**TASK MATERIAL**:
.....
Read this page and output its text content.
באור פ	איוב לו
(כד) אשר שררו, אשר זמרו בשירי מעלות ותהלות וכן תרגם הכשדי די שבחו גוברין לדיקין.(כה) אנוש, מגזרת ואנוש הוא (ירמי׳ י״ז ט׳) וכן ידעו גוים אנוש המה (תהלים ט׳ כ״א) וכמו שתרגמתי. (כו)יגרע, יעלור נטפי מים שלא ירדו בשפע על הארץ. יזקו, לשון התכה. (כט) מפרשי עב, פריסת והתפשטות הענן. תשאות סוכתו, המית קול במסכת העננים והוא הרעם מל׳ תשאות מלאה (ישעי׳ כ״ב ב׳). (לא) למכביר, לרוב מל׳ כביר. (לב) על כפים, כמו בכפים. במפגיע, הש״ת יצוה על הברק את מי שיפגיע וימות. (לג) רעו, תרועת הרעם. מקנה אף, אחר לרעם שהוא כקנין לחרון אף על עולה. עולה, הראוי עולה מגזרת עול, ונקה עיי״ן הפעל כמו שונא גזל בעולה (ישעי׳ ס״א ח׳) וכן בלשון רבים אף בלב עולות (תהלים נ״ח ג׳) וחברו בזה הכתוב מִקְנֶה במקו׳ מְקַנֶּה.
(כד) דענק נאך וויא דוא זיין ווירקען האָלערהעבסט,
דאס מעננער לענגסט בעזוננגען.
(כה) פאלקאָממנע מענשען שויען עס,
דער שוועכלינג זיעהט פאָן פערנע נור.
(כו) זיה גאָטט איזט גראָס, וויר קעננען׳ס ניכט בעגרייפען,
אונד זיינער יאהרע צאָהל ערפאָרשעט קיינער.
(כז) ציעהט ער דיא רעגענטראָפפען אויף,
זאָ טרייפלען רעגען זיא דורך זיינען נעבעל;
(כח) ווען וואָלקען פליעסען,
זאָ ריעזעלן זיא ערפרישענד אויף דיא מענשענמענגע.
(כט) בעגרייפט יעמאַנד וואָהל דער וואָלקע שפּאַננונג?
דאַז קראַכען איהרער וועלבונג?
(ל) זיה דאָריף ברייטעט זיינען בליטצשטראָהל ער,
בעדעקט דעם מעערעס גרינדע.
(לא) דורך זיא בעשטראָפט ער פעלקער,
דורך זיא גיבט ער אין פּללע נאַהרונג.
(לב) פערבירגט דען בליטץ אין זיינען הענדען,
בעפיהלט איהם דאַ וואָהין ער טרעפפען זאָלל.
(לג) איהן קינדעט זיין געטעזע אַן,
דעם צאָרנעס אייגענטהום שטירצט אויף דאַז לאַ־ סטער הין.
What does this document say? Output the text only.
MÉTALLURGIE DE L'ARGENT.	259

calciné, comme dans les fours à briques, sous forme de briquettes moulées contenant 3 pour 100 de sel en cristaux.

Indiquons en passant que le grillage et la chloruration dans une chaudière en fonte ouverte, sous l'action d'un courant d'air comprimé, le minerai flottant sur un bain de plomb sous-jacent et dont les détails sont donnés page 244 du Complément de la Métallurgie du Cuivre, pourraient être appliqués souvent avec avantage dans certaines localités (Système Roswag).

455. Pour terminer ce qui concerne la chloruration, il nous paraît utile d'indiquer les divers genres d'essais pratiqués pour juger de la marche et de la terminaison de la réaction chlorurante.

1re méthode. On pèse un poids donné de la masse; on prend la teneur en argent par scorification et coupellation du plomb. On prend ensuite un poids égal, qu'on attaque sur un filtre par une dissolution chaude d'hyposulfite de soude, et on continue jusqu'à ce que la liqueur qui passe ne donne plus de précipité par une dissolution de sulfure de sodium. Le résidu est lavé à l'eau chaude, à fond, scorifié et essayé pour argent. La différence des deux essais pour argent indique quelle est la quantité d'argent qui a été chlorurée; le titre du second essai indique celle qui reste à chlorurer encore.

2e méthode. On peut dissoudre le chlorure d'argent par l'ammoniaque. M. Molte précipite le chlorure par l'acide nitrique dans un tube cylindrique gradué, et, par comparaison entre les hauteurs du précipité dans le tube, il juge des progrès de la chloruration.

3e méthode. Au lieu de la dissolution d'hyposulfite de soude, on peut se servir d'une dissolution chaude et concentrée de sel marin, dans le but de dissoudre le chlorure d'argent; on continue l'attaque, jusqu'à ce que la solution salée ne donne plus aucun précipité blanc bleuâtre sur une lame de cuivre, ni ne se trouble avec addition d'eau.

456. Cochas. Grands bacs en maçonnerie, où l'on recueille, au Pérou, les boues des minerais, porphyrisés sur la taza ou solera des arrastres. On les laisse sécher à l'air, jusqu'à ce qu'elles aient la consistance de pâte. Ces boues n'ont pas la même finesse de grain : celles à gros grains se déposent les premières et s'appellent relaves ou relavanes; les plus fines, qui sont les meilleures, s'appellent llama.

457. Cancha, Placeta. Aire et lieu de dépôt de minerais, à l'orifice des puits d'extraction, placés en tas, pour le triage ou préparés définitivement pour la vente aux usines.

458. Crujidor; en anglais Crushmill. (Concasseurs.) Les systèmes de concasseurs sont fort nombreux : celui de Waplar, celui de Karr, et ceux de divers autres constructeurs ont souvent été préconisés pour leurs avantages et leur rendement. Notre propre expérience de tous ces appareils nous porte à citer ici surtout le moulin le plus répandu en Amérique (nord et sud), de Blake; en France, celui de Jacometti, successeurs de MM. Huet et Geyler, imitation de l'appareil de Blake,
.....
Give every line of the material again, exactly as it reads.

**ANSWER TO THE PROBLEM**:
Read this page and output its text content.
באור פ	איוב לו
(כד) אשר שררו, אשר זמרו בשירי מעלות ותהלות וכן תרגם הכשדי די שבחו גוברין לדיקין.(כה) אנוש, מגזרת ואנוש הוא (ירמי׳ י״ז ט׳) וכן ידעו גוים אנוש המה (תהלים ט׳ כ״א) וכמו שתרגמתי. (כו)יגרע, יעלור נטפי מים שלא ירדו בשפע על הארץ. יזקו, לשון התכה. (כט) מפרשי עב, פריסת והתפשטות הענן. תשאות סוכתו, המית קול במסכת העננים והוא הרעם מל׳ תשאות מלאה (ישעי׳ כ״ב ב׳). (לא) למכביר, לרוב מל׳ כביר. (לב) על כפים, כמו בכפים. במפגיע, הש״ת יצוה על הברק את מי שיפגיע וימות. (לג) רעו, תרועת הרעם. מקנה אף, אחר לרעם שהוא כקנין לחרון אף על עולה. עולה, הראוי עולה מגזרת עול, ונקה עיי״ן הפעל כמו שונא גזל בעולה (ישעי׳ ס״א ח׳) וכן בלשון רבים אף בלב עולות (תהלים נ״ח ג׳) וחברו בזה הכתוב מִקְנֶה במקו׳ מְקַנֶּה.
(כד) דענק נאך וויא דוא זיין ווירקען האָלערהעבסט,
דאס מעננער לענגסט בעזוננגען.
(כה) פאלקאָממנע מענשען שויען עס,
דער שוועכלינג זיעהט פאָן פערנע נור.
(כו) זיה גאָטט איזט גראָס, וויר קעננען׳ס ניכט בעגרייפען,
אונד זיינער יאהרע צאָהל ערפאָרשעט קיינער.
(כז) ציעהט ער דיא רעגענטראָפפען אויף,
זאָ טרייפלען רעגען זיא דורך זיינען נעבעל;
(כח) ווען וואָלקען פליעסען,
זאָ ריעזעלן זיא ערפרישענד אויף דיא מענשענמענגע.
(כט) בעגרייפט יעמאַנד וואָהל דער וואָלקע שפּאַננונג?
דאַז קראַכען איהרער וועלבונג?
(ל) זיה דאָריף ברייטעט זיינען בליטצשטראָהל ער,
בעדעקט דעם מעערעס גרינדע.
(לא) דורך זיא בעשטראָפט ער פעלקער,
דורך זיא גיבט ער אין פּללע נאַהרונג.
(לב) פערבירגט דען בליטץ אין זיינען הענדען,
בעפיהלט איהם דאַ וואָהין ער טרעפפען זאָלל.
(לג) איהן קינדעט זיין געטעזע אַן,
דעם צאָרנעס אייגענטהום שטירצט אויף דאַז לאַ־ סטער הין.
What does this document say? Output the text only.
MÉTALLURGIE DE L'ARGENT.	259

calciné, comme dans les fours à briques, sous forme de briquettes moulées contenant 3 pour 100 de sel en cristaux.

Indiquons en passant que le grillage et la chloruration dans une chaudière en fonte ouverte, sous l'action d'un courant d'air comprimé, le minerai flottant sur un bain de plomb sous-jacent et dont les détails sont donnés page 244 du Complément de la Métallurgie du Cuivre, pourraient être appliqués souvent avec avantage dans certaines localités (Système Roswag).

455. Pour terminer ce qui concerne la chloruration, il nous paraît utile d'indiquer les divers genres d'essais pratiqués pour juger de la marche et de la terminaison de la réaction chlorurante.

1re méthode. On pèse un poids donné de la masse; on prend la teneur en argent par scorification et coupellation du plomb. On prend ensuite un poids égal, qu'on attaque sur un filtre par une dissolution chaude d'hyposulfite de soude, et on continue jusqu'à ce que la liqueur qui passe ne donne plus de précipité par une dissolution de sulfure de sodium. Le résidu est lavé à l'eau chaude, à fond, scorifié et essayé pour argent. La différence des deux essais pour argent indique quelle est la quantité d'argent qui a été chlorurée; le titre du second essai indique celle qui reste à chlorurer encore.

2e méthode. On peut dissoudre le chlorure d'argent par l'ammoniaque. M. Molte précipite le chlorure par l'acide nitrique dans un tube cylindrique gradué, et, par comparaison entre les hauteurs du précipité dans le tube, il juge des progrès de la chloruration.

3e méthode. Au lieu de la dissolution d'hyposulfite de soude, on peut se servir d'une dissolution chaude et concentrée de sel marin, dans le but de dissoudre le chlorure d'argent; on continue l'attaque, jusqu'à ce que la solution salée ne donne plus aucun précipité blanc bleuâtre sur une lame de cuivre, ni ne se trouble avec addition d'eau.

456. Cochas. Grands bacs en maçonnerie, où l'on recueille, au Pérou, les boues des minerais, porphyrisés sur la taza ou solera des arrastres. On les laisse sécher à l'air, jusqu'à ce qu'elles aient la consistance de pâte. Ces boues n'ont pas la même finesse de grain : celles à gros grains se déposent les premières et s'appellent relaves ou relavanes; les plus fines, qui sont les meilleures, s'appellent llama.

457. Cancha, Placeta. Aire et lieu de dépôt de minerais, à l'orifice des puits d'extraction, placés en tas, pour le triage ou préparés définitivement pour la vente aux usines.

458. Crujidor; en anglais Crushmill. (Concasseurs.) Les systèmes de concasseurs sont fort nombreux : celui de Waplar, celui de Karr, et ceux de divers autres constructeurs ont souvent été préconisés pour leurs avantages et leur rendement. Notre propre expérience de tous ces appareils nous porte à citer ici surtout le moulin le plus répandu en Amérique (nord et sud), de Blake; en France, celui de Jacometti, successeurs de MM. Huet et Geyler, imitation de l'appareil de Blake,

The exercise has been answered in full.